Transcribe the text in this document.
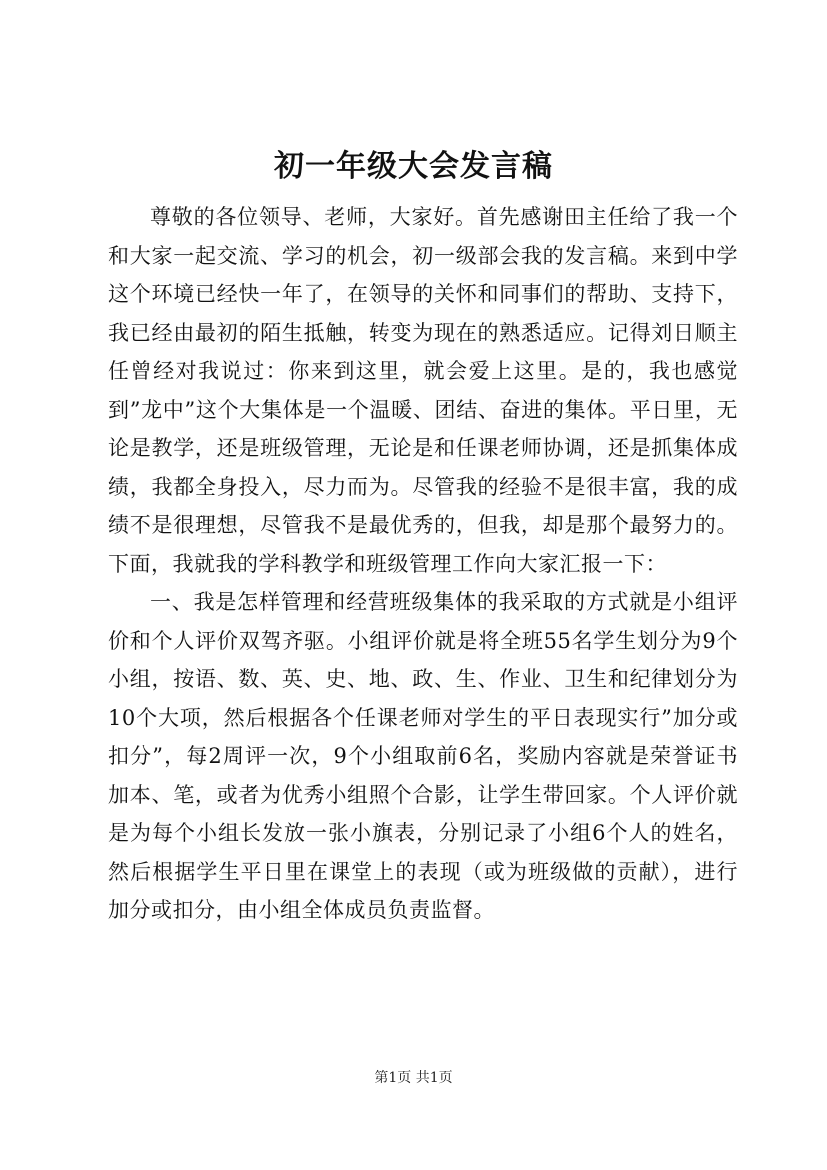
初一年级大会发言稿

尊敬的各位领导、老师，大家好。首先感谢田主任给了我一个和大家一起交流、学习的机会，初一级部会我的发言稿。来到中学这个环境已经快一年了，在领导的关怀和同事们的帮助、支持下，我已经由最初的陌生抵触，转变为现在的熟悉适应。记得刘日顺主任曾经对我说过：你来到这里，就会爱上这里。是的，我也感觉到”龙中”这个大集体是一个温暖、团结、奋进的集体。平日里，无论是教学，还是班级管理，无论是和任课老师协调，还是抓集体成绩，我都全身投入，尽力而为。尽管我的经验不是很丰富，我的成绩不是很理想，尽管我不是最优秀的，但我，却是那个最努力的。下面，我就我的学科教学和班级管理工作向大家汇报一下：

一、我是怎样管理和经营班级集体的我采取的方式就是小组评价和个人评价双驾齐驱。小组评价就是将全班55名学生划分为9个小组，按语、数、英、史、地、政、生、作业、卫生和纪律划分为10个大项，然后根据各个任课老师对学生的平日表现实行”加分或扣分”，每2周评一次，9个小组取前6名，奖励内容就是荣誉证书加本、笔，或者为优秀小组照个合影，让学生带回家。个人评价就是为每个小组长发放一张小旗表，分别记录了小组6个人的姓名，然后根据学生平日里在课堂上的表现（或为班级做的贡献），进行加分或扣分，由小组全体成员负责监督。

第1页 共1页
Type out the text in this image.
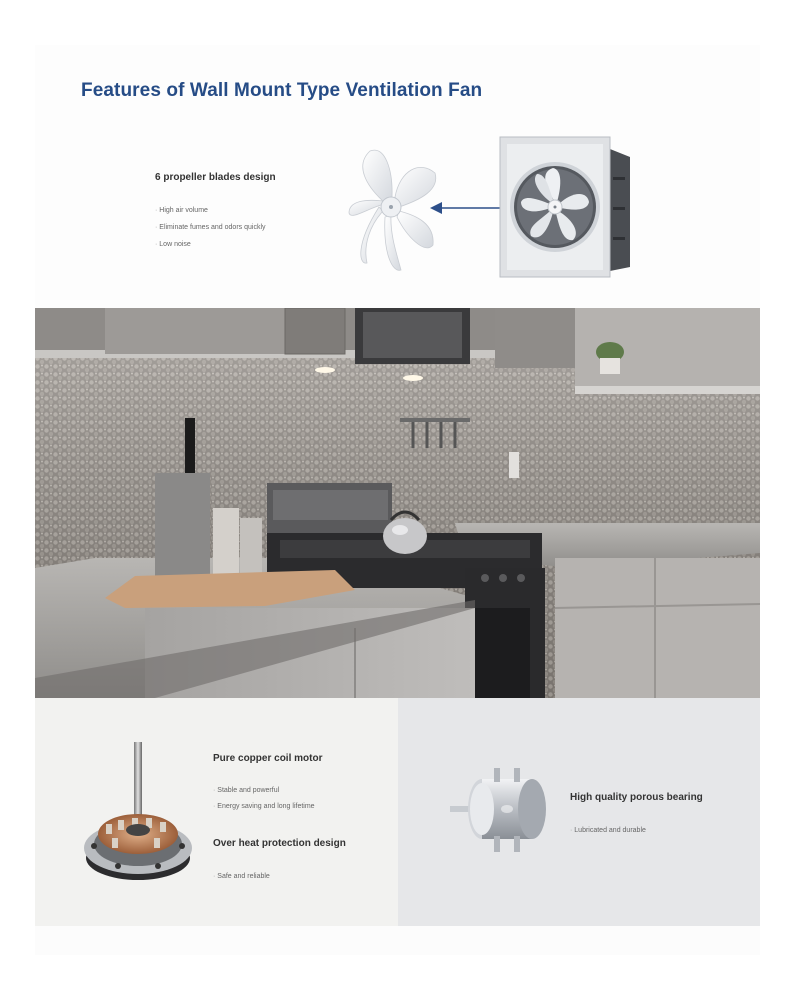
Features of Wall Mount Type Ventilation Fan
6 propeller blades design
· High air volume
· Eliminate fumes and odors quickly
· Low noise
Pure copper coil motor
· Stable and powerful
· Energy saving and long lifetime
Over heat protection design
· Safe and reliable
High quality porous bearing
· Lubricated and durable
==================================================
◆ Exercise instructions ◆
State the number of lines in the preceding entries that include the word "this". Provide nothing else.

◆ In response ◆
2